# Extracted records
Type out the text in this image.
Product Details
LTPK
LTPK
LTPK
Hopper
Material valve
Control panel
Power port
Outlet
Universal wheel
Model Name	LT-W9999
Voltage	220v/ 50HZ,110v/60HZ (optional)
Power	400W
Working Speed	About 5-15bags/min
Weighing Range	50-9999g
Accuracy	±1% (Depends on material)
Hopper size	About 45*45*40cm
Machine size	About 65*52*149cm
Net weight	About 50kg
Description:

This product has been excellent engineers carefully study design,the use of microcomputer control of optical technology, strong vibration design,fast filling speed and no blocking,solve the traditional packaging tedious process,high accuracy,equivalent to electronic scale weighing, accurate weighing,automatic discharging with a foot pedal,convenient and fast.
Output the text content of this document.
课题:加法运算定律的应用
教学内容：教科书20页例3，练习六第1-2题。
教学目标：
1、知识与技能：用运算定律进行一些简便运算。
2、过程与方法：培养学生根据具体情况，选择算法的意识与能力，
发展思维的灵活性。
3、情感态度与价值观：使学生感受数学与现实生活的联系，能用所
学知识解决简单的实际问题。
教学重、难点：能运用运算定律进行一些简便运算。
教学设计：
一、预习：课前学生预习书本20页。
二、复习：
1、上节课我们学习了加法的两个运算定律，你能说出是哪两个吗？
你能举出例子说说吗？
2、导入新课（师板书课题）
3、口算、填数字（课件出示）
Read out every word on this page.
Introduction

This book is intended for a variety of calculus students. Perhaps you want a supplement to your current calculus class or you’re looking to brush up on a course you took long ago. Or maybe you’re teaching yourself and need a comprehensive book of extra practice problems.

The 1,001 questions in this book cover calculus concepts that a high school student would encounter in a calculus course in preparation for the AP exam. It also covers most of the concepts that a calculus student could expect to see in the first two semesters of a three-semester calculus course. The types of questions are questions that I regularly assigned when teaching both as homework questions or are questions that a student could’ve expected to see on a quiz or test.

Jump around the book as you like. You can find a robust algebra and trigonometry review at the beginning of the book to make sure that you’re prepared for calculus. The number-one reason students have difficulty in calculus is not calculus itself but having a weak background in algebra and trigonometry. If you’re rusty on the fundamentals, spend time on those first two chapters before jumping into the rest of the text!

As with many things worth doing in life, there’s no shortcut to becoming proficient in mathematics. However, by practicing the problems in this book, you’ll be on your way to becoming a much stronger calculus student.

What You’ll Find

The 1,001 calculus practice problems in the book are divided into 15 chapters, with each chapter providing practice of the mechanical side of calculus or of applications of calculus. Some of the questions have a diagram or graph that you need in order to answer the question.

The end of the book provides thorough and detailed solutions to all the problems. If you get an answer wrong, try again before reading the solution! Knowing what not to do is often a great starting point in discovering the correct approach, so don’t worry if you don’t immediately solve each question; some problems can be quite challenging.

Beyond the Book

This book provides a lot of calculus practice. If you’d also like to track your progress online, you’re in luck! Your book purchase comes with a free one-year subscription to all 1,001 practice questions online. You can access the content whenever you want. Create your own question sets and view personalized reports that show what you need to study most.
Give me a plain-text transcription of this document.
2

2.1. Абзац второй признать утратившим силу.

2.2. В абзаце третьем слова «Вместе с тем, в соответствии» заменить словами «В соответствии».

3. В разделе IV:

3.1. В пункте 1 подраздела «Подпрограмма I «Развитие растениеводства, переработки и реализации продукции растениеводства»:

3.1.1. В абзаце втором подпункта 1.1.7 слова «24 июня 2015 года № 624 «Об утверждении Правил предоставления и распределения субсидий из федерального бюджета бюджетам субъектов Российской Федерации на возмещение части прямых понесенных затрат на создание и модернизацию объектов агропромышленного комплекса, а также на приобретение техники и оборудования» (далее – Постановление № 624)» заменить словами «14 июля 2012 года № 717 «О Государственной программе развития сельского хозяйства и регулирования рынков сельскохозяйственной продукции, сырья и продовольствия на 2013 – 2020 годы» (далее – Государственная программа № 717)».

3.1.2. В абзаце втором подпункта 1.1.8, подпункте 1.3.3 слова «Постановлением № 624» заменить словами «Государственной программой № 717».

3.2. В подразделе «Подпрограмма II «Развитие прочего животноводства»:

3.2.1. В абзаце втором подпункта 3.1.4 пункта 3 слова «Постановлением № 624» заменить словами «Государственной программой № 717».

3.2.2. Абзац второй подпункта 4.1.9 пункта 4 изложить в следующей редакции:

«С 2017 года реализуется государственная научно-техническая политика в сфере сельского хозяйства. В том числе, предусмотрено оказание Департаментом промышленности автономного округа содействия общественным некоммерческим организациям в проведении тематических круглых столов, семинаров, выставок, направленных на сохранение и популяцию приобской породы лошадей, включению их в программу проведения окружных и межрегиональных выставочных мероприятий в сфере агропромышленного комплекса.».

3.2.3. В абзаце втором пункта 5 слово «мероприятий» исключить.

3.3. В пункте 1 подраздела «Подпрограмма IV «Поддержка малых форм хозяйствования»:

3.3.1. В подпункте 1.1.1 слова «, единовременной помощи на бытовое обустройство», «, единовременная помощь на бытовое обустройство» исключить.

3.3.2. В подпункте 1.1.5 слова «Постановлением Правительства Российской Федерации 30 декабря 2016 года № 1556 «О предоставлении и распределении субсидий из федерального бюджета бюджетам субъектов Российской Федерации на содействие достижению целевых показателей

# Exercise requirements
Read the entries above, then pull out the lines that include "программой".

# Final result
3.1.2. В абзаце втором подпункта 1.1.8, подпункте 1.3.3 слова «Постановлением № 624» заменить словами «Государственной программой № 717».
3.2.1. В абзаце втором подпункта 3.1.4 пункта 3 слова «Постановлением № 624» заменить словами «Государственной программой № 717».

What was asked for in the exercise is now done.